This March, KISS revealed "The Final 50 Shows," culminating in two landmark performances at Madison Square Garden, the world's most renowned venue. Having originated in New York City over 50 years ago, it seemed fitting to me that their final act would take place here. Although I had previously hoped for a grand finale at Yankee Stadium, Madison Square Garden, as an iconic location, is a befitting venue for their swan song.
Tonight marks a significant moment, nearly five years after the "End of the Road Tour" commenced, with the first of two shows at Madison Square Garden. Amidst a downpour in Midtown Manhattan, enthusiastic fans crowded into the sold-out venue. Opening the evening was Amber Wild, a band with a distinctly rock 'n' roll vibe reminiscent of Led Zeppelin. Despite only making their debut in October, Amber Wild has quickly risen to prominence, making this their inaugural performance in New York City. The question arises: How does a new band land a gig at Madison Square Garden for their first New York show? The answer lies in lineage; Amber Wild's frontman Evan Stanley is the son of KISS's Paul Stanley. Towards the end of their set, Evan acknowledged “Dad and Gene” for the opportunity to join the tour. While their familial connection might have opened doors, their performance was genuinely enjoyable, proving that they were more than just an opening act.

● Required work:
a: According to the KISS concert review, who is the frontman of Amber Wild?
b: In the records, update the lines from the one containing "page-title: HEAT20 G2" up to and including the one containing "column-head-temp: 冬の室内温度環境 最低の体感温度" by replacing "house-shape" with "house-outline" and leaving everything else unchanged. Return only those lines.
The KISS concert review and the records that follow it are unrelated material.

● Given records:
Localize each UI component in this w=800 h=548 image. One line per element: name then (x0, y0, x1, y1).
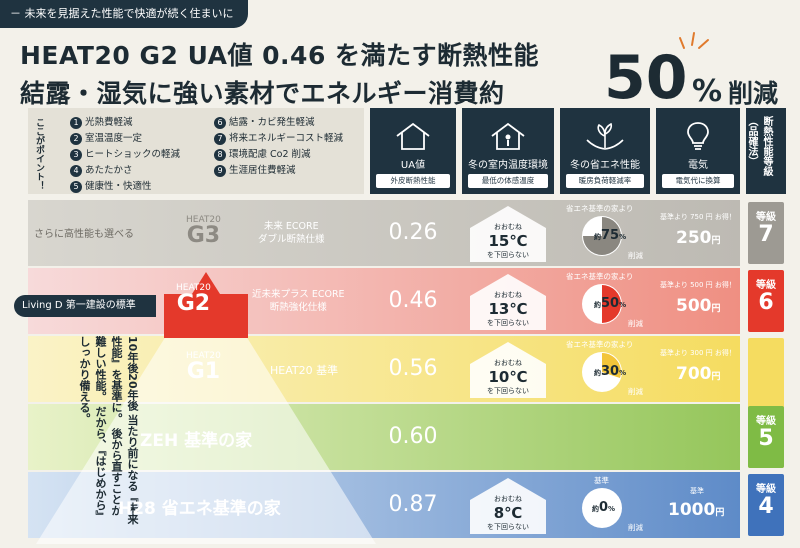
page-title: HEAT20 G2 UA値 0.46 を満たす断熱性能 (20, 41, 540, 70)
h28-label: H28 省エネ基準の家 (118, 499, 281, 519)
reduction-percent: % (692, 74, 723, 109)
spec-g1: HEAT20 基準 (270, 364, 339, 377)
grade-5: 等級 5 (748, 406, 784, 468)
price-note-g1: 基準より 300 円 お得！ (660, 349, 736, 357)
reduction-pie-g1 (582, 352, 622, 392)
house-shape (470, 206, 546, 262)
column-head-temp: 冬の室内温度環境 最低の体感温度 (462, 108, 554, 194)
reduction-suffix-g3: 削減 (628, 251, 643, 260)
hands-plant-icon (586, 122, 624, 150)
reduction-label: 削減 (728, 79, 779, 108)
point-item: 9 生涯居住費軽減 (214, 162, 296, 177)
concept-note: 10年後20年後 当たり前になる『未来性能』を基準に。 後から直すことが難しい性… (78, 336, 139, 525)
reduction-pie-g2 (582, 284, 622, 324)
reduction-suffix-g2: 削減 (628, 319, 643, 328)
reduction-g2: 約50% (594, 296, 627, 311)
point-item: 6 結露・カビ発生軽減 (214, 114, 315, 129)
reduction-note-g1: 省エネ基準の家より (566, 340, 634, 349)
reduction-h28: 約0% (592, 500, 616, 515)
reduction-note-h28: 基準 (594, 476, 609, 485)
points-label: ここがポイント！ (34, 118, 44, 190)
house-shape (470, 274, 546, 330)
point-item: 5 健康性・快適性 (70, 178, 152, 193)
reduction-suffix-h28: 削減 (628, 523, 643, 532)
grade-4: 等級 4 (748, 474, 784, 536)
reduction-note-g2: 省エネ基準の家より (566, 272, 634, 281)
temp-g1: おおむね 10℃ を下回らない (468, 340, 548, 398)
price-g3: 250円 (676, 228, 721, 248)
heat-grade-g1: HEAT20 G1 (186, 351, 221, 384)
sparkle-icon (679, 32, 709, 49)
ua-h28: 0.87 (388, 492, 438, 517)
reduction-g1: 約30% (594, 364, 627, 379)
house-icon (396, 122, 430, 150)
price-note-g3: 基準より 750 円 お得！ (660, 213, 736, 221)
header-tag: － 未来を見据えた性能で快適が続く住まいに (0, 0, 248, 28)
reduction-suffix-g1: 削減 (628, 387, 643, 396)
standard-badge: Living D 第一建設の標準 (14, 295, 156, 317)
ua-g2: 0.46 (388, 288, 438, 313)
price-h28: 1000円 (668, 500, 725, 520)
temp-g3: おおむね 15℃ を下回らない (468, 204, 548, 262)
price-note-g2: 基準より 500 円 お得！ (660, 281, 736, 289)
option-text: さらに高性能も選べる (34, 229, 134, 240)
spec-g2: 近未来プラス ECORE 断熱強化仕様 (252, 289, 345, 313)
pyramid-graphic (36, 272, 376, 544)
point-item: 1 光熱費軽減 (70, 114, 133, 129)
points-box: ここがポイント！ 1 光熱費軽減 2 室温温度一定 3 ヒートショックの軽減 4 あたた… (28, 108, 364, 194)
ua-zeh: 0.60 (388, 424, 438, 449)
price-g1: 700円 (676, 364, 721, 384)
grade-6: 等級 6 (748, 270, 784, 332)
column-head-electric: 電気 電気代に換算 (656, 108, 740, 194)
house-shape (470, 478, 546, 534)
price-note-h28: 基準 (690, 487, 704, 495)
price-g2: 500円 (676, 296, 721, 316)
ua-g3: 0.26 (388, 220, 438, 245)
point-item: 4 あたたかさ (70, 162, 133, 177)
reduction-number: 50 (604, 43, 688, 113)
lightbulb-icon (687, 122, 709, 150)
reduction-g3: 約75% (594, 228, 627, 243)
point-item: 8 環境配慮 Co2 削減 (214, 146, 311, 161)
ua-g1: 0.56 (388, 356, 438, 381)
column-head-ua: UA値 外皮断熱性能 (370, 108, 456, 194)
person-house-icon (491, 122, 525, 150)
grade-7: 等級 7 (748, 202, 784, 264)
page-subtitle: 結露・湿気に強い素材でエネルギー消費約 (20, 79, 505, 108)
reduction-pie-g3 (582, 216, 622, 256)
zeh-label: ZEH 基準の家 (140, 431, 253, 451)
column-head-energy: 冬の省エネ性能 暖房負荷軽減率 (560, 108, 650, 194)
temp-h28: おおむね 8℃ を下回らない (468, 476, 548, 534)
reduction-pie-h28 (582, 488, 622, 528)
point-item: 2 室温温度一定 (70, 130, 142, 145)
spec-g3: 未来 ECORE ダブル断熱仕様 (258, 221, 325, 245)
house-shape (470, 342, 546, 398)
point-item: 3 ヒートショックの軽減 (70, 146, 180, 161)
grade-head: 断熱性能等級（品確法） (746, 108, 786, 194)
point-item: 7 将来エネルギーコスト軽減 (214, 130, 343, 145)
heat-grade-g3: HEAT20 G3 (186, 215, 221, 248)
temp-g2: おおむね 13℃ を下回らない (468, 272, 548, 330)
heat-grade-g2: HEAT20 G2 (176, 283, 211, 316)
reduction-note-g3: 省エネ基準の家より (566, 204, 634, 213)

● Answers for this exercise:
a: Evan Stanley, the son of KISS's Paul Stanley.

b:
page-title: HEAT20 G2 UA値 0.46 を満たす断熱性能 (20, 41, 540, 70)
h28-label: H28 省エネ基準の家 (118, 499, 281, 519)
reduction-percent: % (692, 74, 723, 109)
spec-g1: HEAT20 基準 (270, 364, 339, 377)
grade-5: 等級 5 (748, 406, 784, 468)
price-note-g1: 基準より 300 円 お得！ (660, 349, 736, 357)
reduction-pie-g1 (582, 352, 622, 392)
house-outline (470, 206, 546, 262)
column-head-temp: 冬の室内温度環境 最低の体感温度 (462, 108, 554, 194)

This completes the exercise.